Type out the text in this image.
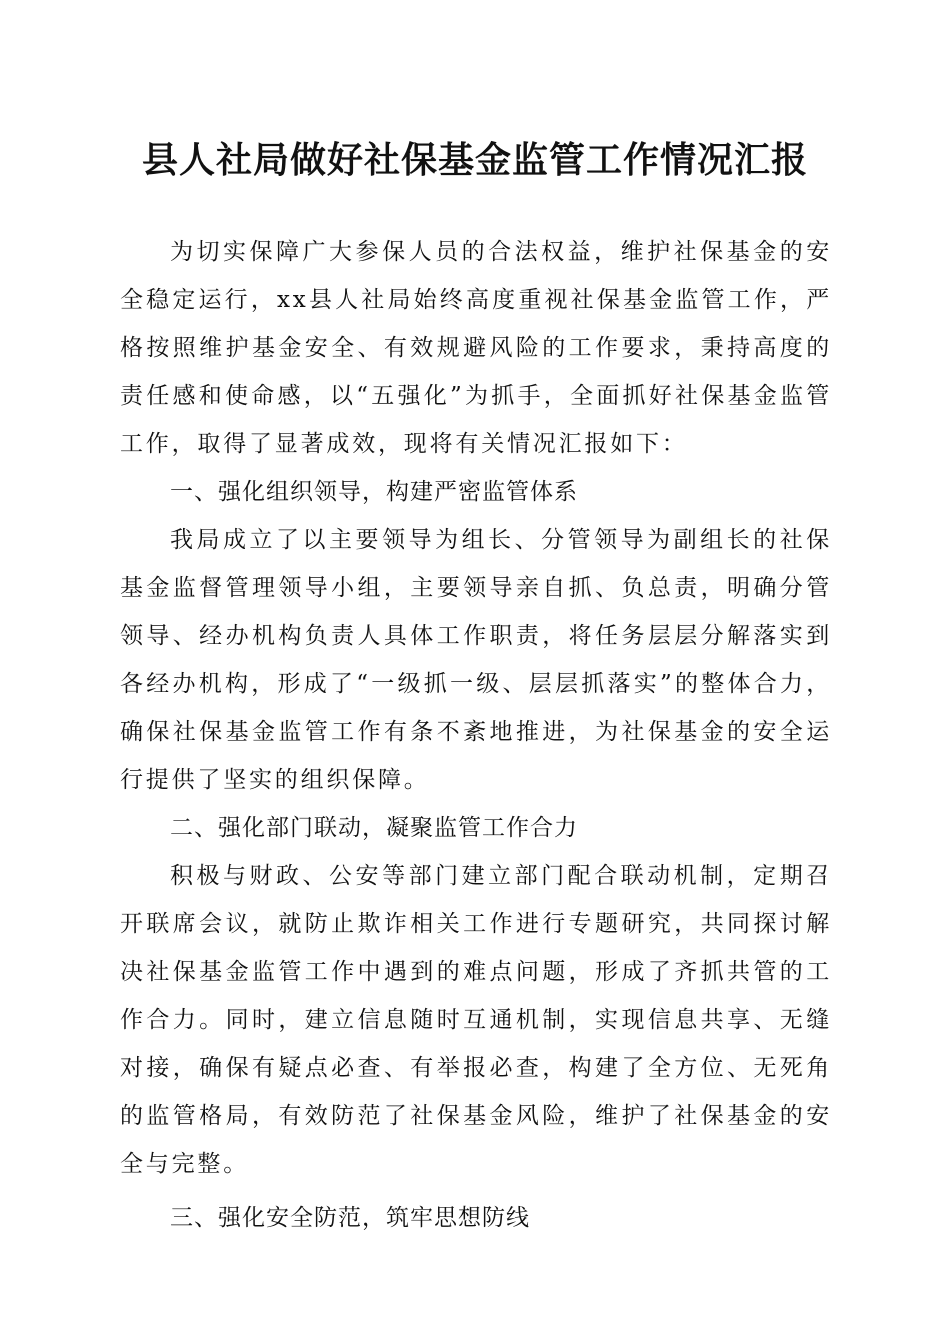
县人社局做好社保基金监管工作情况汇报

为切实保障广大参保人员的合法权益，维护社保基金的安全稳定运行，xx县人社局始终高度重视社保基金监管工作，严格按照维护基金安全、有效规避风险的工作要求，秉持高度的责任感和使命感，以“五强化”为抓手，全面抓好社保基金监管工作，取得了显著成效，现将有关情况汇报如下：

一、强化组织领导，构建严密监管体系

我局成立了以主要领导为组长、分管领导为副组长的社保基金监督管理领导小组，主要领导亲自抓、负总责，明确分管领导、经办机构负责人具体工作职责，将任务层层分解落实到各经办机构，形成了“一级抓一级、层层抓落实”的整体合力，确保社保基金监管工作有条不紊地推进，为社保基金的安全运行提供了坚实的组织保障。

二、强化部门联动，凝聚监管工作合力

积极与财政、公安等部门建立部门配合联动机制，定期召开联席会议，就防止欺诈相关工作进行专题研究，共同探讨解决社保基金监管工作中遇到的难点问题，形成了齐抓共管的工作合力。同时，建立信息随时互通机制，实现信息共享、无缝对接，确保有疑点必查、有举报必查，构建了全方位、无死角的监管格局，有效防范了社保基金风险，维护了社保基金的安全与完整。

三、强化安全防范，筑牢思想防线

════════════════════

**Request:** Give the data again exactly as written, with all pictures left out.

**Output of the task:**
Type out the text in this image.
县人社局做好社保基金监管工作情况汇报

为切实保障广大参保人员的合法权益，维护社保基金的安全稳定运行，xx县人社局始终高度重视社保基金监管工作，严格按照维护基金安全、有效规避风险的工作要求，秉持高度的责任感和使命感，以“五强化”为抓手，全面抓好社保基金监管工作，取得了显著成效，现将有关情况汇报如下：

一、强化组织领导，构建严密监管体系

我局成立了以主要领导为组长、分管领导为副组长的社保基金监督管理领导小组，主要领导亲自抓、负总责，明确分管领导、经办机构负责人具体工作职责，将任务层层分解落实到各经办机构，形成了“一级抓一级、层层抓落实”的整体合力，确保社保基金监管工作有条不紊地推进，为社保基金的安全运行提供了坚实的组织保障。

二、强化部门联动，凝聚监管工作合力

积极与财政、公安等部门建立部门配合联动机制，定期召开联席会议，就防止欺诈相关工作进行专题研究，共同探讨解决社保基金监管工作中遇到的难点问题，形成了齐抓共管的工作合力。同时，建立信息随时互通机制，实现信息共享、无缝对接，确保有疑点必查、有举报必查，构建了全方位、无死角的监管格局，有效防范了社保基金风险，维护了社保基金的安全与完整。

三、强化安全防范，筑牢思想防线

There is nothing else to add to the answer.